**SHORT PROBLEM**. Return every line below in which "name" appears.

**RECORD SET**.
....

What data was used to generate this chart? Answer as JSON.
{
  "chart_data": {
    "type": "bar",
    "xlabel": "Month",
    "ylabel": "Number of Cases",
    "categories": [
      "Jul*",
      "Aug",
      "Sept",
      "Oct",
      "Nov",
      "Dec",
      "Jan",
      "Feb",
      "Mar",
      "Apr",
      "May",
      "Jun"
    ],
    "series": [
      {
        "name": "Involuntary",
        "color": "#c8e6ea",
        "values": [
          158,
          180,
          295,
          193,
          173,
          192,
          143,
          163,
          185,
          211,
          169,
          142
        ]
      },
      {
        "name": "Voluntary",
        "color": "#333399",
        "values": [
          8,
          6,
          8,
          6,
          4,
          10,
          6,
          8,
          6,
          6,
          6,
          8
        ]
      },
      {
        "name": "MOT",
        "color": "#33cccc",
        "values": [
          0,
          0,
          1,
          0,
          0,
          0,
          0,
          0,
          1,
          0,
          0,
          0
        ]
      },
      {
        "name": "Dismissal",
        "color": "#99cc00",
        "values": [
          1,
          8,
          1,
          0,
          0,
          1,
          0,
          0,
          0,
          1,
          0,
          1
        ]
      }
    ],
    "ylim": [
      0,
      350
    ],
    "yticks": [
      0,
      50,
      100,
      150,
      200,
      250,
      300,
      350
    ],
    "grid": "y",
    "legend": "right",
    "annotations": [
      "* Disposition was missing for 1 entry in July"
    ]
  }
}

....

**RESPONSE**.
        "name": "Involuntary",
        "name": "Voluntary",
        "name": "MOT",
        "name": "Dismissal",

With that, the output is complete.